DATA FOR THE TASK
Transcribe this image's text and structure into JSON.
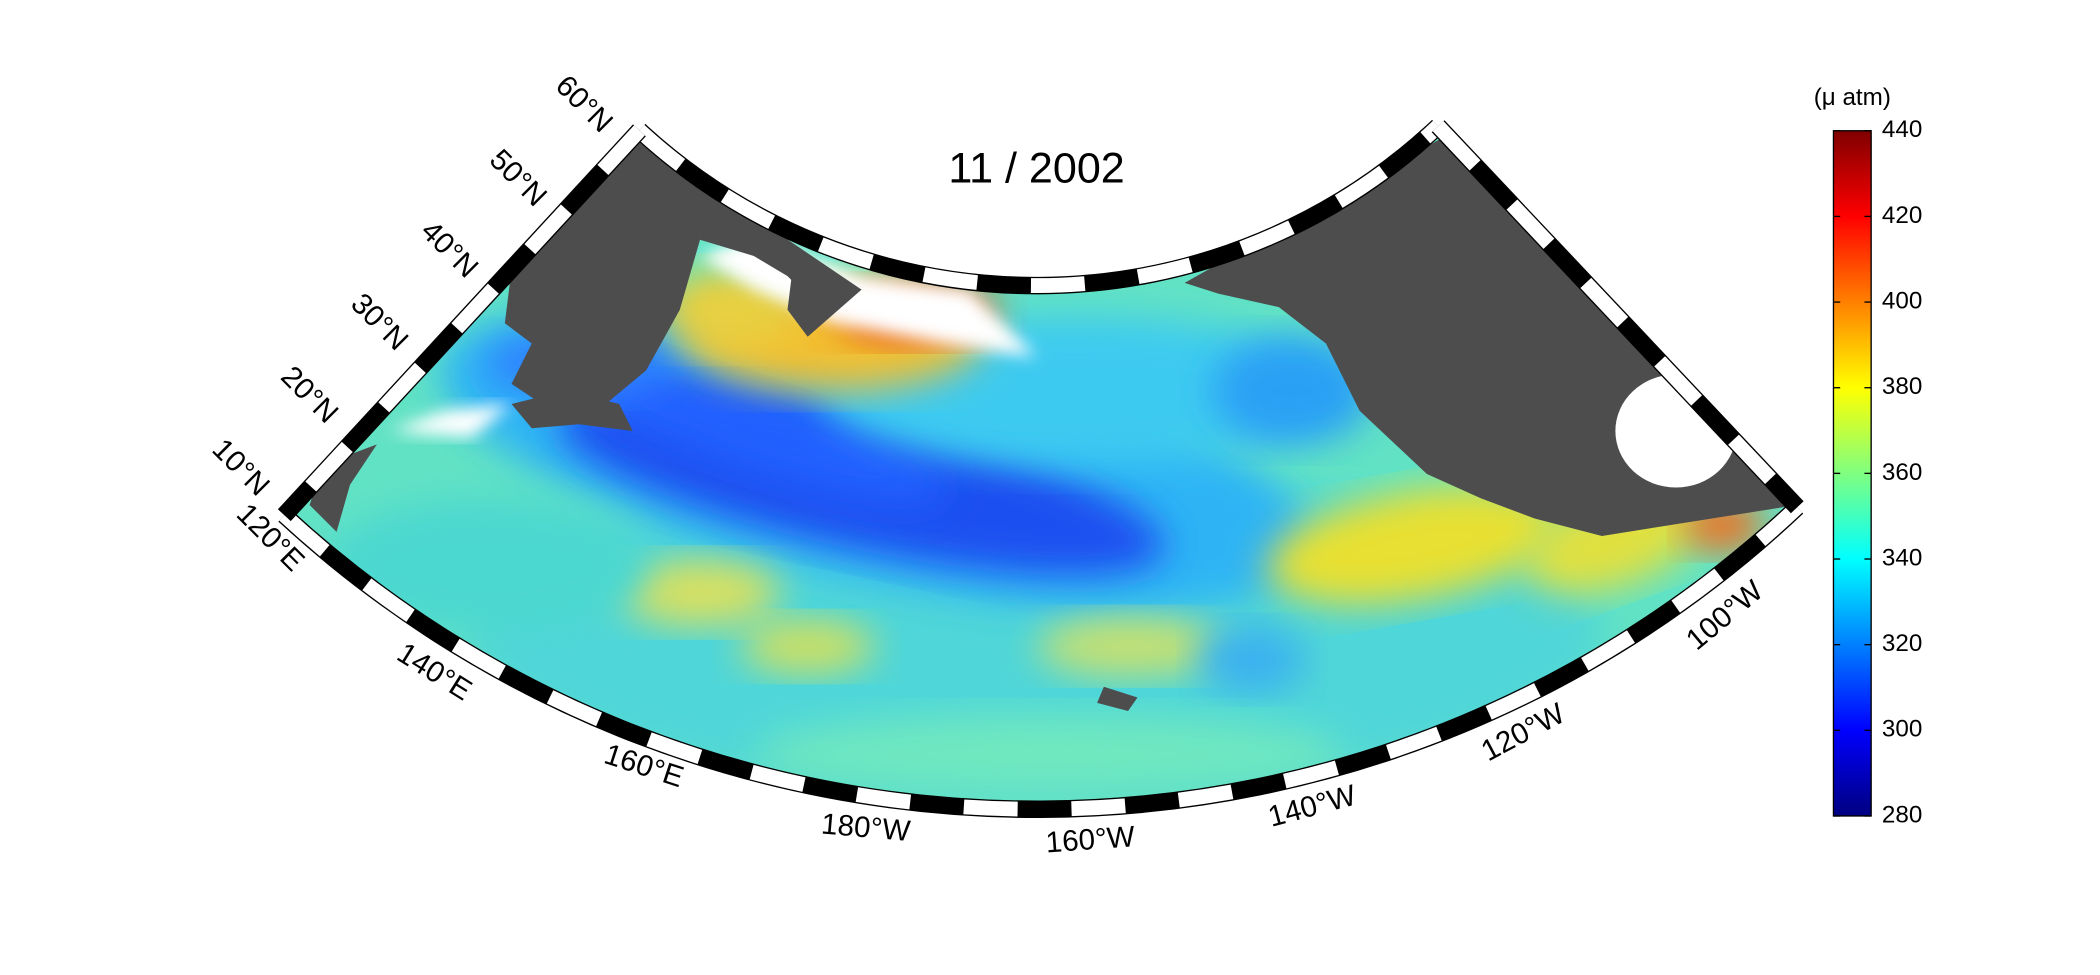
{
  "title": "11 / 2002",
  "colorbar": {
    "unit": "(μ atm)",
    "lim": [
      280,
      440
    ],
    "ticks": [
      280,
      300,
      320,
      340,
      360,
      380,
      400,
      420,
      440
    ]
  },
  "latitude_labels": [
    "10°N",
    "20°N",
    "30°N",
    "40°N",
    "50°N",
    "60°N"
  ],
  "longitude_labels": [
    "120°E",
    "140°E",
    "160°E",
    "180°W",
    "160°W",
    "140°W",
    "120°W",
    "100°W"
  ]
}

GIVEN REQUEST
Omit the pictures, and quote the material above exactly as given.

REPLY
Transcribe this image's text and structure into JSON.
{
  "title": "11 / 2002",
  "colorbar": {
    "unit": "(μ atm)",
    "lim": [
      280,
      440
    ],
    "ticks": [
      280,
      300,
      320,
      340,
      360,
      380,
      400,
      420,
      440
    ]
  },
  "latitude_labels": [
    "10°N",
    "20°N",
    "30°N",
    "40°N",
    "50°N",
    "60°N"
  ],
  "longitude_labels": [
    "120°E",
    "140°E",
    "160°E",
    "180°W",
    "160°W",
    "140°W",
    "120°W",
    "100°W"
  ]
}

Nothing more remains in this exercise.